**What to produce**
Which lines contain the string "days"? Please list every one of them.

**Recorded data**
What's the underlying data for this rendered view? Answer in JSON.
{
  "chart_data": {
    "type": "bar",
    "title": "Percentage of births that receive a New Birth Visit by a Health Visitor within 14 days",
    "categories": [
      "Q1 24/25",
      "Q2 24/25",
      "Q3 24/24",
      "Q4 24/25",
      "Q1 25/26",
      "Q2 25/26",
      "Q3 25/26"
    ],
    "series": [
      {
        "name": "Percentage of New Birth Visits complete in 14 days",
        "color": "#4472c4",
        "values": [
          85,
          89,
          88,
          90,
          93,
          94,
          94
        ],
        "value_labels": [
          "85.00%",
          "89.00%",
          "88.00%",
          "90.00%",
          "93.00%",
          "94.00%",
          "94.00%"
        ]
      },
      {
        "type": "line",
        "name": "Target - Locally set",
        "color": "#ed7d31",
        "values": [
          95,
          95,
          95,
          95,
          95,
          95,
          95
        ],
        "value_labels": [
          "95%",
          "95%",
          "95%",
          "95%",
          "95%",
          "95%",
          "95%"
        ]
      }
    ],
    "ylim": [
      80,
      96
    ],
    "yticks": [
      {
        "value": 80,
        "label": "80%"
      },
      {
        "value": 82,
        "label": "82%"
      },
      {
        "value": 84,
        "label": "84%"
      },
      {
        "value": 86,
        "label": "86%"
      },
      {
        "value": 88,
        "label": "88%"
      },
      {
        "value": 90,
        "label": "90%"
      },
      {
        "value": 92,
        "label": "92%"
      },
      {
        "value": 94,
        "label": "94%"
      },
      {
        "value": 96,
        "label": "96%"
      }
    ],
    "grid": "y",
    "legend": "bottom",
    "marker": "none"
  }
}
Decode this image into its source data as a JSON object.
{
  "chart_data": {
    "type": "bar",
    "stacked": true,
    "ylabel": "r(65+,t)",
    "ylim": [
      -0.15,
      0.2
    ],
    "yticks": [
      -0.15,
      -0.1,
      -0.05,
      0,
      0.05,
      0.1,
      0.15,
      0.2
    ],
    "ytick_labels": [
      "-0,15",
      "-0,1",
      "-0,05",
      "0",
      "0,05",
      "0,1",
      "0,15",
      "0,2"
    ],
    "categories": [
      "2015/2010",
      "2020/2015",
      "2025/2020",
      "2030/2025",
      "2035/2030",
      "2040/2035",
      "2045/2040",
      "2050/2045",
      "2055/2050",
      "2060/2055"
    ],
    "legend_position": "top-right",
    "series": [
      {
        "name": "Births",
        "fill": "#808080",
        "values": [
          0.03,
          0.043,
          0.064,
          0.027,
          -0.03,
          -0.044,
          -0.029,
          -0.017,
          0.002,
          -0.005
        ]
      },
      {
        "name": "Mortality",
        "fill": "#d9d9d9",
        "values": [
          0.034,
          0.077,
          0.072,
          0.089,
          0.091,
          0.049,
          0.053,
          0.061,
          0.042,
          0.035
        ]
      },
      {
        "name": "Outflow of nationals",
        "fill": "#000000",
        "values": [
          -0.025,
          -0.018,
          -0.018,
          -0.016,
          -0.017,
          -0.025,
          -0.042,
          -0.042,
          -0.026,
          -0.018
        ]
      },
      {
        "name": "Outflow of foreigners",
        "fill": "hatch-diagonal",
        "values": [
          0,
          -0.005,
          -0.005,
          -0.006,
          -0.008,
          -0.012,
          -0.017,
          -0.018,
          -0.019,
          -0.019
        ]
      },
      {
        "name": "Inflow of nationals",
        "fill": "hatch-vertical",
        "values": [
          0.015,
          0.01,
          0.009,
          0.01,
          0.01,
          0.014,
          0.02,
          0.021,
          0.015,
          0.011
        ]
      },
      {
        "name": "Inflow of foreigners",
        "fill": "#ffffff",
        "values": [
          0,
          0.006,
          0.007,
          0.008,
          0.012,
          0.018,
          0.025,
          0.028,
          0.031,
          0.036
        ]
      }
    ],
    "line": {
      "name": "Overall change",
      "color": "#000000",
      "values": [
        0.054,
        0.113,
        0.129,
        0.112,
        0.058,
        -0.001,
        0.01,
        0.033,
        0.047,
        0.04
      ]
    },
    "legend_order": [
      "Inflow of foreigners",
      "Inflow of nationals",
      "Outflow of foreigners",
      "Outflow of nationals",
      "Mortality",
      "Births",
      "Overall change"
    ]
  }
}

**Solution to the exercise**
    "title": "Percentage of births that receive a New Birth Visit by a Health Visitor within 14 days",
        "name": "Percentage of New Birth Visits complete in 14 days",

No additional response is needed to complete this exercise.